→ **The exercise**
Output, word for word, the line that contains "Read all visible content and emit it as JSON." and all lines following it to the end of the listing. Drop the pictures.

━━━━━━━━

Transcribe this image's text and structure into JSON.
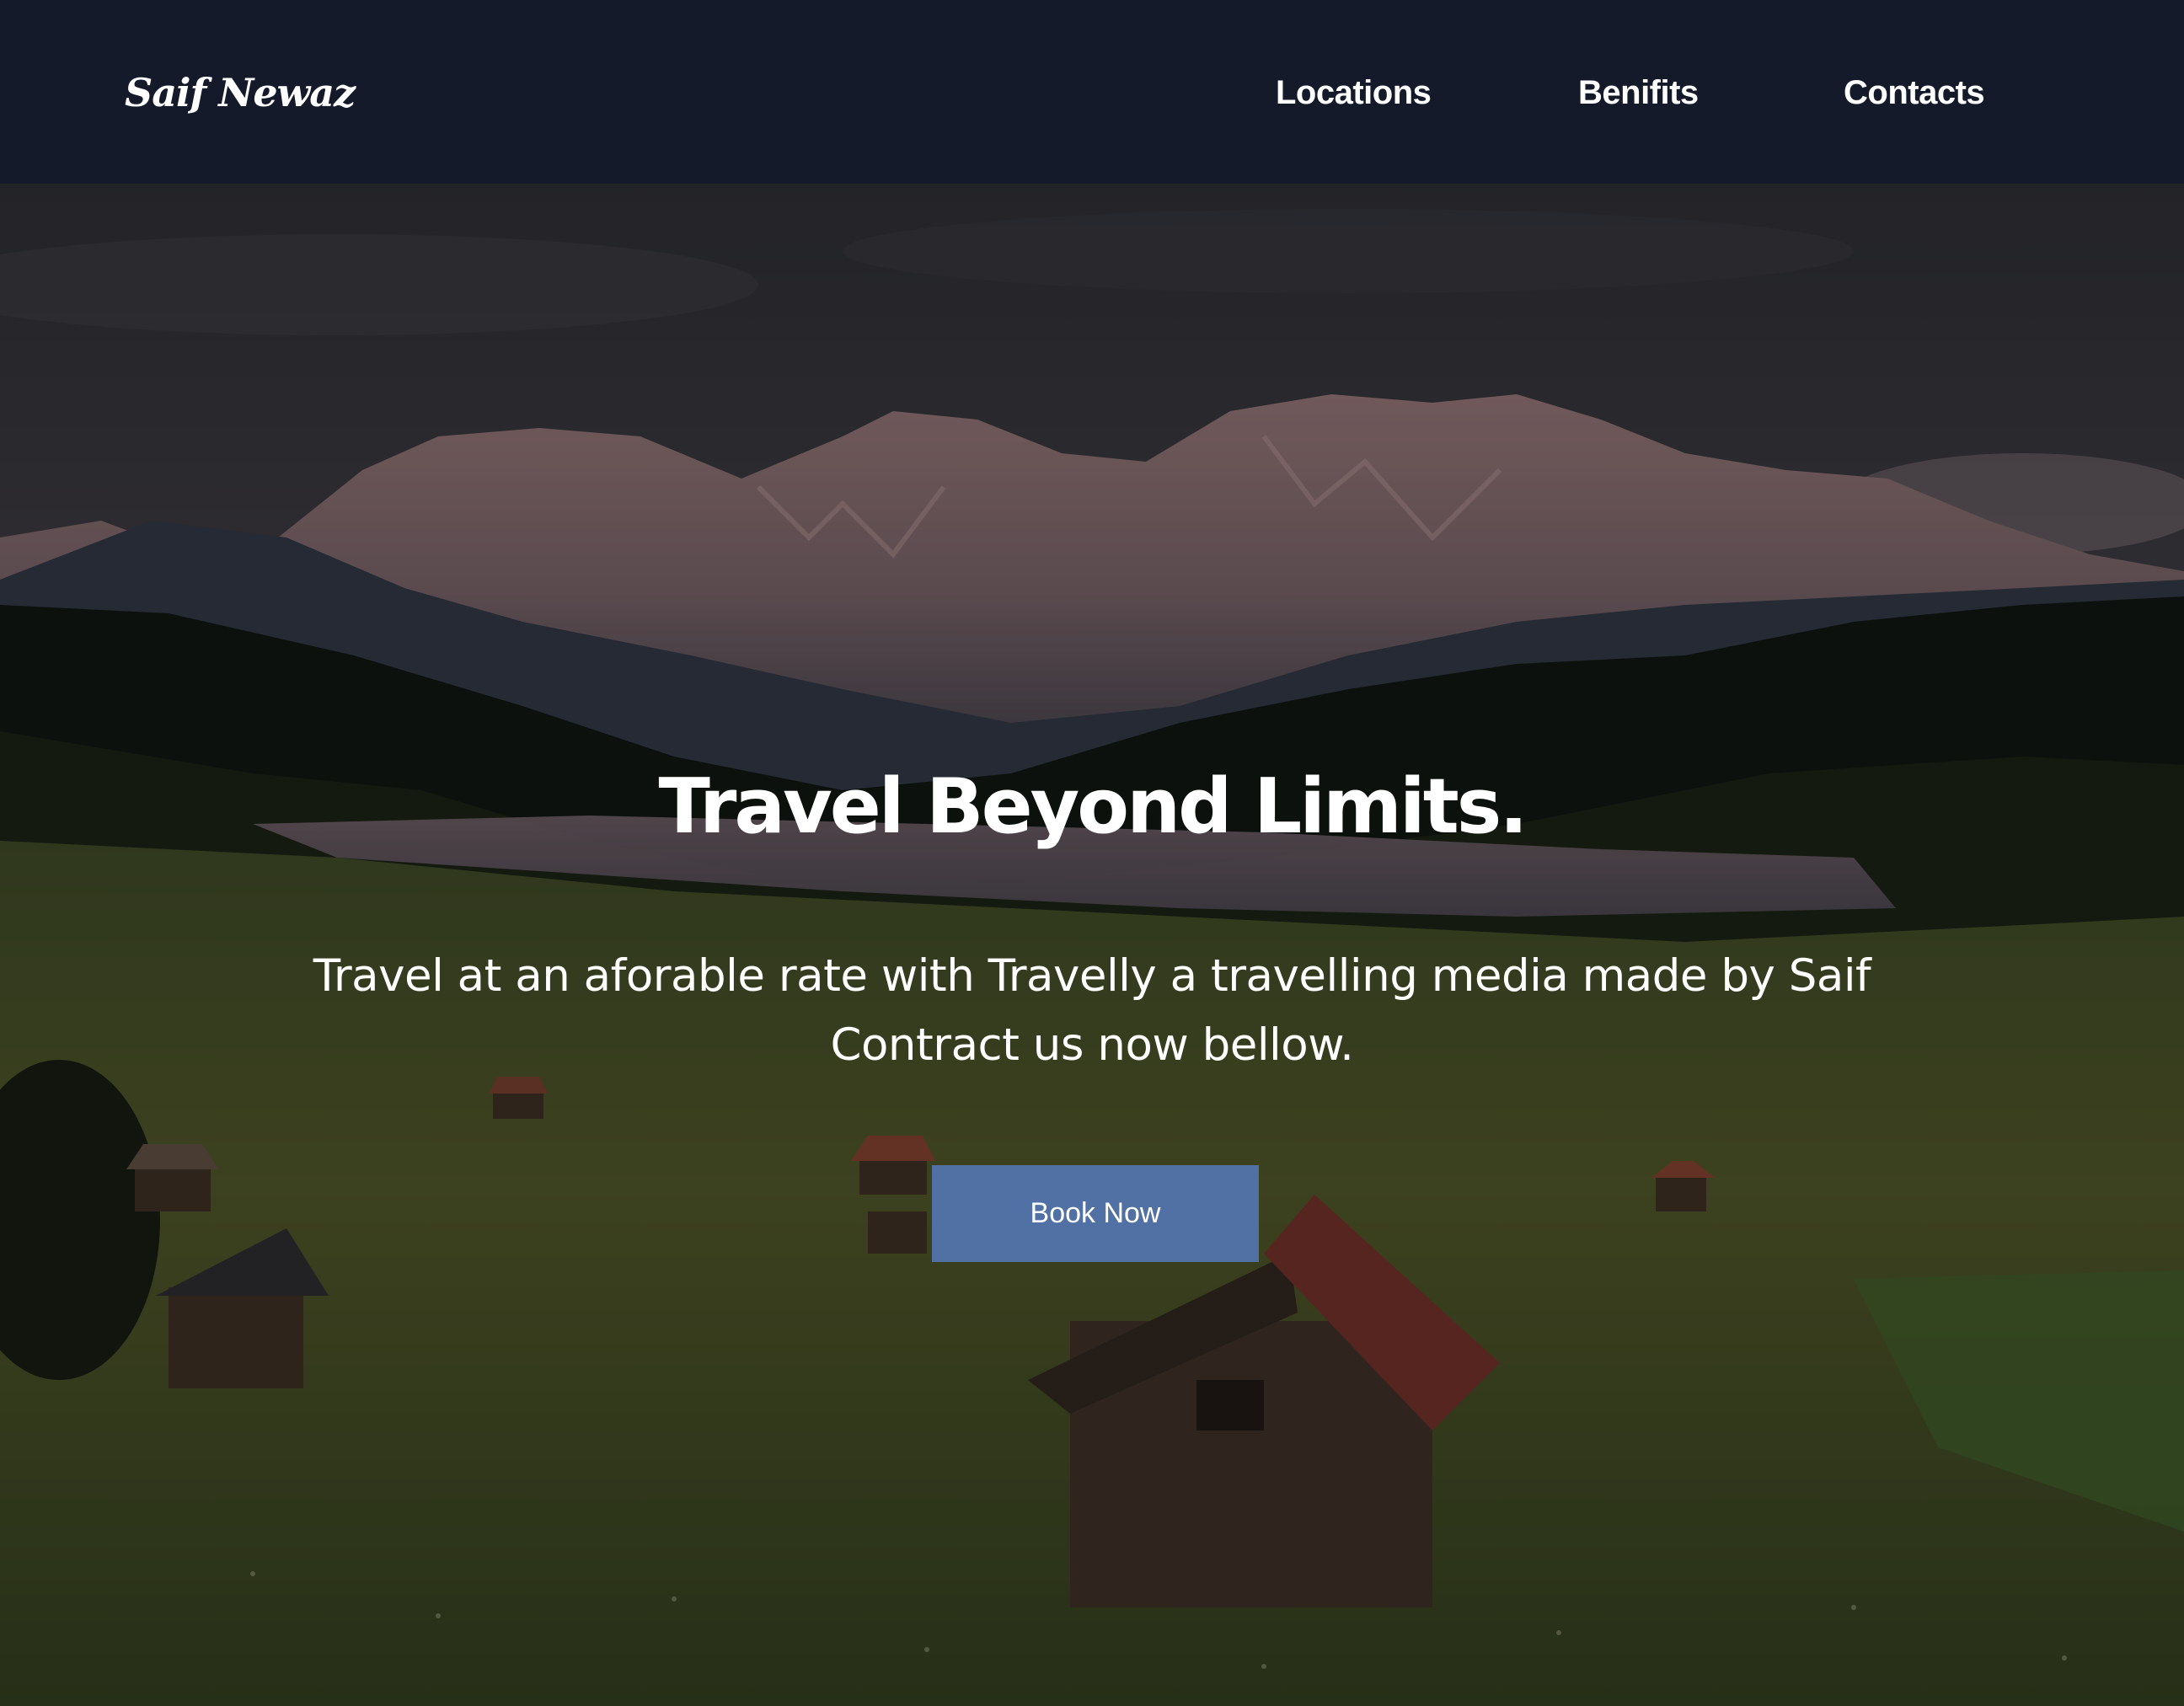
{
  "navbar": {
    "brand": "Saif Newaz",
    "links": [
      {
        "label": "Locations"
      },
      {
        "label": "Benifits"
      },
      {
        "label": "Contacts"
      }
    ]
  },
  "hero": {
    "title": "Travel Beyond Limits.",
    "subtitle": "Travel at an aforable rate with Travelly a travelling media made by Saif Contract us now bellow.",
    "cta_label": "Book Now"
  },
  "colors": {
    "navbar_bg": "#141a2a",
    "button_bg": "#5171a5",
    "text": "#ffffff"
  }
}
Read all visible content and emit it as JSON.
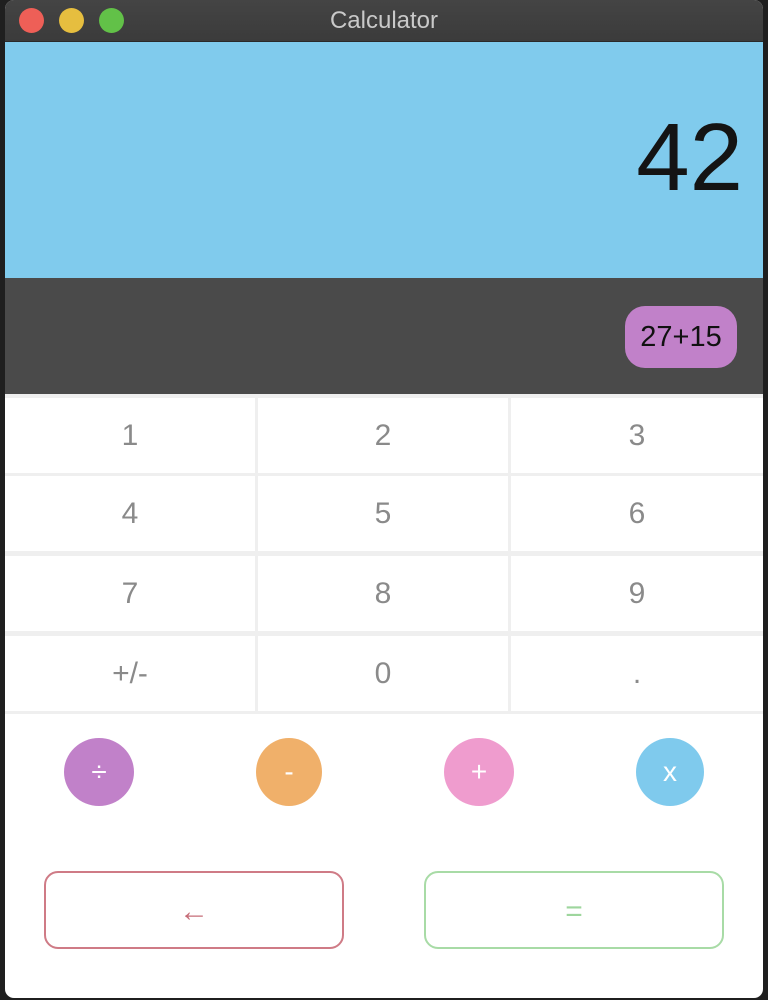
{
  "window": {
    "title": "Calculator"
  },
  "display": {
    "result": "42",
    "history": "27+15"
  },
  "keypad": {
    "keys": [
      "1",
      "2",
      "3",
      "4",
      "5",
      "6",
      "7",
      "8",
      "9",
      "+/-",
      "0",
      "."
    ]
  },
  "operators": {
    "divide": "÷",
    "subtract": "-",
    "add": "+",
    "multiply": "x"
  },
  "actions": {
    "backspace": "←",
    "equals": "="
  },
  "colors": {
    "display_bg": "#80cbed",
    "history_bg": "#4a4a4a",
    "history_chip": "#c181c9",
    "divide": "#c181c9",
    "subtract": "#f0b06a",
    "add": "#ef9cce",
    "multiply": "#7fcaed",
    "backspace": "#cf7b86",
    "equals": "#a8dba6"
  }
}
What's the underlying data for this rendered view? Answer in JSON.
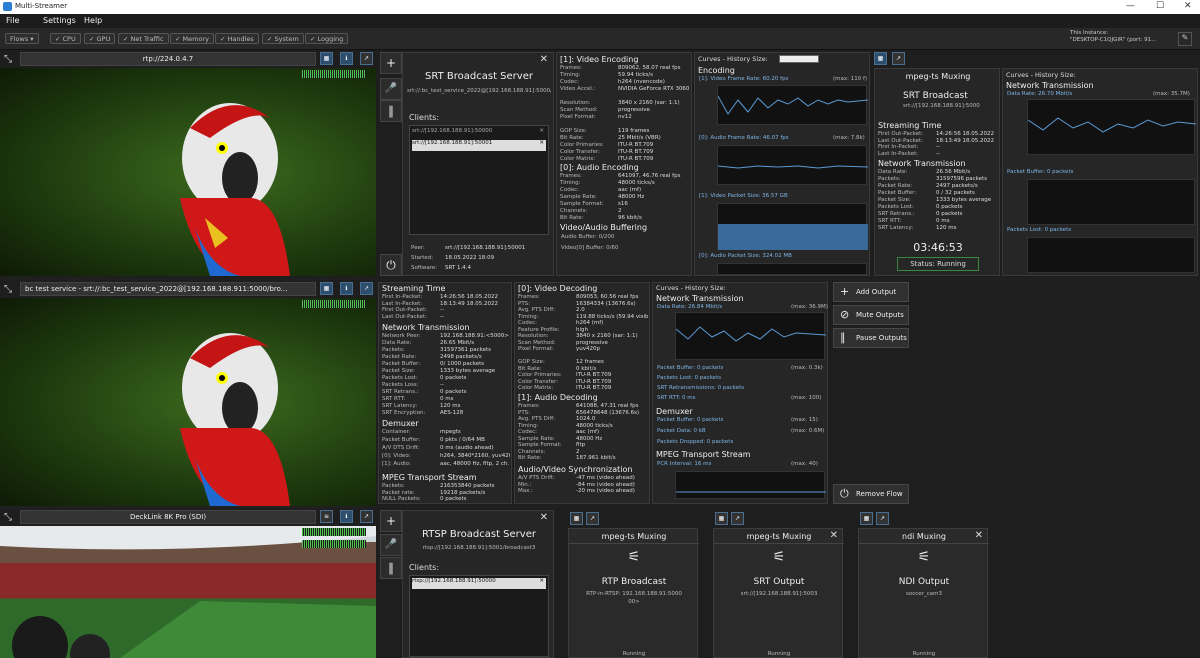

━━━━━━━━

→ **Written response**
Read all visible content and emit it as JSON.
{
  "window": {
    "title": "Calculator"
  },
  "display": {
    "result": "42",
    "history": "27+15"
  },
  "keypad": {
    "keys": [
      "1",
      "2",
      "3",
      "4",
      "5",
      "6",
      "7",
      "8",
      "9",
      "+/-",
      "0",
      "."
    ]
  },
  "operators": {
    "divide": "÷",
    "subtract": "-",
    "add": "+",
    "multiply": "x"
  },
  "actions": {
    "backspace": "←",
    "equals": "="
  },
  "colors": {
    "display_bg": "#80cbed",
    "history_bg": "#4a4a4a",
    "history_chip": "#c181c9",
    "divide": "#c181c9",
    "subtract": "#f0b06a",
    "add": "#ef9cce",
    "multiply": "#7fcaed",
    "backspace": "#cf7b86",
    "equals": "#a8dba6"
  }
}
What's the underlying data for this rendered view? Answer in JSON.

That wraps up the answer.